## DATA IN THIS EXERCISE
________________________________________

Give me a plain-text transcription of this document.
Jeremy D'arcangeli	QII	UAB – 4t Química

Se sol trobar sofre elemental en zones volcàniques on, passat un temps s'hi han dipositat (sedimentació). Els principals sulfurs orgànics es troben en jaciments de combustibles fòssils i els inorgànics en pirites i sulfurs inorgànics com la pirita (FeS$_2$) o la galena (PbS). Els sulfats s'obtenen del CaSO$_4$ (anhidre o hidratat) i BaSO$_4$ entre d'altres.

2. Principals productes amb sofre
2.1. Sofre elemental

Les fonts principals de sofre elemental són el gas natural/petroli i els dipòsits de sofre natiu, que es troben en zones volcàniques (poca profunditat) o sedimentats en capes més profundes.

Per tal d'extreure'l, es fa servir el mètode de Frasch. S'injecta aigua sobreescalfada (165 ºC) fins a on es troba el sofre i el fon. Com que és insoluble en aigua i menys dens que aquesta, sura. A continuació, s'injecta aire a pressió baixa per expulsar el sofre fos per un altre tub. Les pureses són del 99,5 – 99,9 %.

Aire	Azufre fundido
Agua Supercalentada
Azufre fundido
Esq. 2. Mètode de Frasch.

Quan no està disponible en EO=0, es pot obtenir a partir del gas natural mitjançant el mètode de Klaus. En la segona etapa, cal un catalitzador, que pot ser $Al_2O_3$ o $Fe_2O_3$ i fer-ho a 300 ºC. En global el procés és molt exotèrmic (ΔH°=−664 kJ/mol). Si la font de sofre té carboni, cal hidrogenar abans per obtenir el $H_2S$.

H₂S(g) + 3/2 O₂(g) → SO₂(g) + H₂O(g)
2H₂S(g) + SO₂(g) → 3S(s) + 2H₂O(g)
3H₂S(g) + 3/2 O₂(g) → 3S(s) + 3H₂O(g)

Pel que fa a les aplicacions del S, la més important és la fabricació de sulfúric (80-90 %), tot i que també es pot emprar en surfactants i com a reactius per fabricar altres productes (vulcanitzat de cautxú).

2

________________________________________

## PROBLEM REQUIREMENTS
Copy out the material above in its entirety. Every detail must match.

## SOLUTION
Give me a plain-text transcription of this document.
Jeremy D'arcangeli	QII	UAB – 4t Química

Se sol trobar sofre elemental en zones volcàniques on, passat un temps s'hi han dipositat (sedimentació). Els principals sulfurs orgànics es troben en jaciments de combustibles fòssils i els inorgànics en pirites i sulfurs inorgànics com la pirita (FeS$_2$) o la galena (PbS). Els sulfats s'obtenen del CaSO$_4$ (anhidre o hidratat) i BaSO$_4$ entre d'altres.

2. Principals productes amb sofre
2.1. Sofre elemental

Les fonts principals de sofre elemental són el gas natural/petroli i els dipòsits de sofre natiu, que es troben en zones volcàniques (poca profunditat) o sedimentats en capes més profundes.

Per tal d'extreure'l, es fa servir el mètode de Frasch. S'injecta aigua sobreescalfada (165 ºC) fins a on es troba el sofre i el fon. Com que és insoluble en aigua i menys dens que aquesta, sura. A continuació, s'injecta aire a pressió baixa per expulsar el sofre fos per un altre tub. Les pureses són del 99,5 – 99,9 %.

Aire	Azufre fundido
Agua Supercalentada
Azufre fundido
Esq. 2. Mètode de Frasch.

Quan no està disponible en EO=0, es pot obtenir a partir del gas natural mitjançant el mètode de Klaus. En la segona etapa, cal un catalitzador, que pot ser $Al_2O_3$ o $Fe_2O_3$ i fer-ho a 300 ºC. En global el procés és molt exotèrmic (ΔH°=−664 kJ/mol). Si la font de sofre té carboni, cal hidrogenar abans per obtenir el $H_2S$.

H₂S(g) + 3/2 O₂(g) → SO₂(g) + H₂O(g)
2H₂S(g) + SO₂(g) → 3S(s) + 2H₂O(g)
3H₂S(g) + 3/2 O₂(g) → 3S(s) + 3H₂O(g)

Pel que fa a les aplicacions del S, la més important és la fabricació de sulfúric (80-90 %), tot i que també es pot emprar en surfactants i com a reactius per fabricar altres productes (vulcanitzat de cautxú).

2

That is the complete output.